* Do this:
Quote each record exactly, please, leaving none out.

━━━

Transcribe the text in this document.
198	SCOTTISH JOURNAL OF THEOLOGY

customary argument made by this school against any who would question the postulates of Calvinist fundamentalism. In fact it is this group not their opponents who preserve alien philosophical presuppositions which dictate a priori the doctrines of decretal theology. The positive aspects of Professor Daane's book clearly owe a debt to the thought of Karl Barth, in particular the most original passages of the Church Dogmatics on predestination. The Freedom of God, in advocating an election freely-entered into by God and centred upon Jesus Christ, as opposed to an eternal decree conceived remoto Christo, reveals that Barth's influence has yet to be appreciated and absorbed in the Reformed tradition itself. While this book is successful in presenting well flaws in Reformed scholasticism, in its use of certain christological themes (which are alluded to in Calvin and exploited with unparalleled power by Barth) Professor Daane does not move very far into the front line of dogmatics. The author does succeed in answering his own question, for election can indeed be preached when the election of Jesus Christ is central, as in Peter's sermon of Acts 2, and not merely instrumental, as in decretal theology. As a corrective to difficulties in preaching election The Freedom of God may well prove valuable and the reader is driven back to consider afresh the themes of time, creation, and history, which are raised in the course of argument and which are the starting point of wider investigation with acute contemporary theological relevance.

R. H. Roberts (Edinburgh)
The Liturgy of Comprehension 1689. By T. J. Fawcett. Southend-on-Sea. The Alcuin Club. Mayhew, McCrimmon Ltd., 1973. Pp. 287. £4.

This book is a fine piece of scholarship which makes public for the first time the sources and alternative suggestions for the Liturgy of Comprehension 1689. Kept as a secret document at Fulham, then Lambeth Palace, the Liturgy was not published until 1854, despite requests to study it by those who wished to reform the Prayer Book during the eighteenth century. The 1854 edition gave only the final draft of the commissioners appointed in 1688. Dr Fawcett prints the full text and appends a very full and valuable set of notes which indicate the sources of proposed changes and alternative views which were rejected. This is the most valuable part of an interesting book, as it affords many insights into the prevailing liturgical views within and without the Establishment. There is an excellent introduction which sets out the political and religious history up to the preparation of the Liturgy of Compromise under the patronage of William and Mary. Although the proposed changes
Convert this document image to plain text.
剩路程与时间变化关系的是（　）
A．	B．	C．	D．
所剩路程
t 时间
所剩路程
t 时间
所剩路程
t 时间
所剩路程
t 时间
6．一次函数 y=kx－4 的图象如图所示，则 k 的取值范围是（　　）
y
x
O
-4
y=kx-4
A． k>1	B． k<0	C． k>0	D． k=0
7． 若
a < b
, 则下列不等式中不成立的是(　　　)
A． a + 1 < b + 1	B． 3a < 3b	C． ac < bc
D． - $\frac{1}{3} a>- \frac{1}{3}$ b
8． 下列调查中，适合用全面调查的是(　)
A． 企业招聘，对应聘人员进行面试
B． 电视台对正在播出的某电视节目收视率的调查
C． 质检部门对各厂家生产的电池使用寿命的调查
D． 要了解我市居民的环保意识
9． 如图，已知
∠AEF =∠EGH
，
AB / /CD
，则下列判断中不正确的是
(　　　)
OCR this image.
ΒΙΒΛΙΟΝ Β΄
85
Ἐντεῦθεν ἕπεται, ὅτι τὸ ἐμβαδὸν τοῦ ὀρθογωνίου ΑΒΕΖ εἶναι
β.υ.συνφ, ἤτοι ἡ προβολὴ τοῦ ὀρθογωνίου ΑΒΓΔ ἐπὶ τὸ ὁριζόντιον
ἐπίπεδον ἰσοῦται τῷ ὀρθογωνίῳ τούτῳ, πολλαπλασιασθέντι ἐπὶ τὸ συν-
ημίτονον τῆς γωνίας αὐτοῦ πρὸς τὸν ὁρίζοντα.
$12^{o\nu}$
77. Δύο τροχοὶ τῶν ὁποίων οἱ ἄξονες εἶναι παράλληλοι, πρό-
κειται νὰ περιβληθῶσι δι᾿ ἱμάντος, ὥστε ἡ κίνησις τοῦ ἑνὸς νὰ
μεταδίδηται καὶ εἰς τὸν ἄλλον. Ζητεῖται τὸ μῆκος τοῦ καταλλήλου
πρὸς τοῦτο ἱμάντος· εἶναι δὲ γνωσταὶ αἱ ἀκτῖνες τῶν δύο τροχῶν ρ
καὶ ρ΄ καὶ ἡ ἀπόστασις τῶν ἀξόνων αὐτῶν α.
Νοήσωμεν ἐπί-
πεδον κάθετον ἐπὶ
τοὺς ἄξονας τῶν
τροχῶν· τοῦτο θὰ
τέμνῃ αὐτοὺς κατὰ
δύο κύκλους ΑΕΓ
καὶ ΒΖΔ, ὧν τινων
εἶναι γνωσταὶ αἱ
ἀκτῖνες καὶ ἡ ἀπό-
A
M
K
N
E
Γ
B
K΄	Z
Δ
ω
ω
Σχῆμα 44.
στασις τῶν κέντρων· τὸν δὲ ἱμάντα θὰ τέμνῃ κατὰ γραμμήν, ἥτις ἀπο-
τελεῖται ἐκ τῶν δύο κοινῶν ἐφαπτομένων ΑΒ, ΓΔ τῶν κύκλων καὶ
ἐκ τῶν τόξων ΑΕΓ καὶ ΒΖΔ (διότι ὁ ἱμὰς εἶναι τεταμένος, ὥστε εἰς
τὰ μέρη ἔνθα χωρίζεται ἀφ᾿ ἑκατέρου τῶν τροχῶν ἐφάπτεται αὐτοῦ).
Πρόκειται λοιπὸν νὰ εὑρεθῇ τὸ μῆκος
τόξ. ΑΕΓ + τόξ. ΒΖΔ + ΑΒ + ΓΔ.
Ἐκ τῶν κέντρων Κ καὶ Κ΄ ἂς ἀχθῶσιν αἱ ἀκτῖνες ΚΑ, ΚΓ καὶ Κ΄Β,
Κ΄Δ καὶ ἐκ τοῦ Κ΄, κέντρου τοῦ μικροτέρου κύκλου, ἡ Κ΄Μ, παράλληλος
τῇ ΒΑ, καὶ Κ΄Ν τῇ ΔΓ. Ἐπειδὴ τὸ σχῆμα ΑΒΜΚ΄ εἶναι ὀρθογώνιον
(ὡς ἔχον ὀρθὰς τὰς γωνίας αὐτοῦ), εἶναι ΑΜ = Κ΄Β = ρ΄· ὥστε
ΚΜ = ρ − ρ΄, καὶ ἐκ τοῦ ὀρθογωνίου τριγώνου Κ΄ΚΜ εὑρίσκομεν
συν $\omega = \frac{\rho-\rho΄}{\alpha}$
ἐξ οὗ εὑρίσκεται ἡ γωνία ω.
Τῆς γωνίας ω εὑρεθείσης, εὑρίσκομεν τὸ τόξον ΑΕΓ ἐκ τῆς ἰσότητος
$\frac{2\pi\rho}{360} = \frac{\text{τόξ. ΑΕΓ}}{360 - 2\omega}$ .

━━━

* Final result:
Transcribe the text in this document.
198	SCOTTISH JOURNAL OF THEOLOGY

customary argument made by this school against any who would question the postulates of Calvinist fundamentalism. In fact it is this group not their opponents who preserve alien philosophical presuppositions which dictate a priori the doctrines of decretal theology. The positive aspects of Professor Daane's book clearly owe a debt to the thought of Karl Barth, in particular the most original passages of the Church Dogmatics on predestination. The Freedom of God, in advocating an election freely-entered into by God and centred upon Jesus Christ, as opposed to an eternal decree conceived remoto Christo, reveals that Barth's influence has yet to be appreciated and absorbed in the Reformed tradition itself. While this book is successful in presenting well flaws in Reformed scholasticism, in its use of certain christological themes (which are alluded to in Calvin and exploited with unparalleled power by Barth) Professor Daane does not move very far into the front line of dogmatics. The author does succeed in answering his own question, for election can indeed be preached when the election of Jesus Christ is central, as in Peter's sermon of Acts 2, and not merely instrumental, as in decretal theology. As a corrective to difficulties in preaching election The Freedom of God may well prove valuable and the reader is driven back to consider afresh the themes of time, creation, and history, which are raised in the course of argument and which are the starting point of wider investigation with acute contemporary theological relevance.

R. H. Roberts (Edinburgh)
The Liturgy of Comprehension 1689. By T. J. Fawcett. Southend-on-Sea. The Alcuin Club. Mayhew, McCrimmon Ltd., 1973. Pp. 287. £4.

This book is a fine piece of scholarship which makes public for the first time the sources and alternative suggestions for the Liturgy of Comprehension 1689. Kept as a secret document at Fulham, then Lambeth Palace, the Liturgy was not published until 1854, despite requests to study it by those who wished to reform the Prayer Book during the eighteenth century. The 1854 edition gave only the final draft of the commissioners appointed in 1688. Dr Fawcett prints the full text and appends a very full and valuable set of notes which indicate the sources of proposed changes and alternative views which were rejected. This is the most valuable part of an interesting book, as it affords many insights into the prevailing liturgical views within and without the Establishment. There is an excellent introduction which sets out the political and religious history up to the preparation of the Liturgy of Compromise under the patronage of William and Mary. Although the proposed changes
Convert this document image to plain text.
剩路程与时间变化关系的是（　）
A．	B．	C．	D．
所剩路程
t 时间
所剩路程
t 时间
所剩路程
t 时间
所剩路程
t 时间
6．一次函数 y=kx－4 的图象如图所示，则 k 的取值范围是（　　）
y
x
O
-4
y=kx-4
A． k>1	B． k<0	C． k>0	D． k=0
7． 若
a < b
, 则下列不等式中不成立的是(　　　)
A． a + 1 < b + 1	B． 3a < 3b	C． ac < bc
D． - $\frac{1}{3} a>- \frac{1}{3}$ b
8． 下列调查中，适合用全面调查的是(　)
A． 企业招聘，对应聘人员进行面试
B． 电视台对正在播出的某电视节目收视率的调查
C． 质检部门对各厂家生产的电池使用寿命的调查
D． 要了解我市居民的环保意识
9． 如图，已知
∠AEF =∠EGH
，
AB / /CD
，则下列判断中不正确的是
(　　　)
OCR this image.
ΒΙΒΛΙΟΝ Β΄
85
Ἐντεῦθεν ἕπεται, ὅτι τὸ ἐμβαδὸν τοῦ ὀρθογωνίου ΑΒΕΖ εἶναι
β.υ.συνφ, ἤτοι ἡ προβολὴ τοῦ ὀρθογωνίου ΑΒΓΔ ἐπὶ τὸ ὁριζόντιον
ἐπίπεδον ἰσοῦται τῷ ὀρθογωνίῳ τούτῳ, πολλαπλασιασθέντι ἐπὶ τὸ συν-
ημίτονον τῆς γωνίας αὐτοῦ πρὸς τὸν ὁρίζοντα.
$12^{o\nu}$
77. Δύο τροχοὶ τῶν ὁποίων οἱ ἄξονες εἶναι παράλληλοι, πρό-
κειται νὰ περιβληθῶσι δι᾿ ἱμάντος, ὥστε ἡ κίνησις τοῦ ἑνὸς νὰ
μεταδίδηται καὶ εἰς τὸν ἄλλον. Ζητεῖται τὸ μῆκος τοῦ καταλλήλου
πρὸς τοῦτο ἱμάντος· εἶναι δὲ γνωσταὶ αἱ ἀκτῖνες τῶν δύο τροχῶν ρ
καὶ ρ΄ καὶ ἡ ἀπόστασις τῶν ἀξόνων αὐτῶν α.
Νοήσωμεν ἐπί-
πεδον κάθετον ἐπὶ
τοὺς ἄξονας τῶν
τροχῶν· τοῦτο θὰ
τέμνῃ αὐτοὺς κατὰ
δύο κύκλους ΑΕΓ
καὶ ΒΖΔ, ὧν τινων
εἶναι γνωσταὶ αἱ
ἀκτῖνες καὶ ἡ ἀπό-
A
M
K
N
E
Γ
B
K΄	Z
Δ
ω
ω
Σχῆμα 44.
στασις τῶν κέντρων· τὸν δὲ ἱμάντα θὰ τέμνῃ κατὰ γραμμήν, ἥτις ἀπο-
τελεῖται ἐκ τῶν δύο κοινῶν ἐφαπτομένων ΑΒ, ΓΔ τῶν κύκλων καὶ
ἐκ τῶν τόξων ΑΕΓ καὶ ΒΖΔ (διότι ὁ ἱμὰς εἶναι τεταμένος, ὥστε εἰς
τὰ μέρη ἔνθα χωρίζεται ἀφ᾿ ἑκατέρου τῶν τροχῶν ἐφάπτεται αὐτοῦ).
Πρόκειται λοιπὸν νὰ εὑρεθῇ τὸ μῆκος
τόξ. ΑΕΓ + τόξ. ΒΖΔ + ΑΒ + ΓΔ.
Ἐκ τῶν κέντρων Κ καὶ Κ΄ ἂς ἀχθῶσιν αἱ ἀκτῖνες ΚΑ, ΚΓ καὶ Κ΄Β,
Κ΄Δ καὶ ἐκ τοῦ Κ΄, κέντρου τοῦ μικροτέρου κύκλου, ἡ Κ΄Μ, παράλληλος
τῇ ΒΑ, καὶ Κ΄Ν τῇ ΔΓ. Ἐπειδὴ τὸ σχῆμα ΑΒΜΚ΄ εἶναι ὀρθογώνιον
(ὡς ἔχον ὀρθὰς τὰς γωνίας αὐτοῦ), εἶναι ΑΜ = Κ΄Β = ρ΄· ὥστε
ΚΜ = ρ − ρ΄, καὶ ἐκ τοῦ ὀρθογωνίου τριγώνου Κ΄ΚΜ εὑρίσκομεν
συν $\omega = \frac{\rho-\rho΄}{\alpha}$
ἐξ οὗ εὑρίσκεται ἡ γωνία ω.
Τῆς γωνίας ω εὑρεθείσης, εὑρίσκομεν τὸ τόξον ΑΕΓ ἐκ τῆς ἰσότητος
$\frac{2\pi\rho}{360} = \frac{\text{τόξ. ΑΕΓ}}{360 - 2\omega}$ .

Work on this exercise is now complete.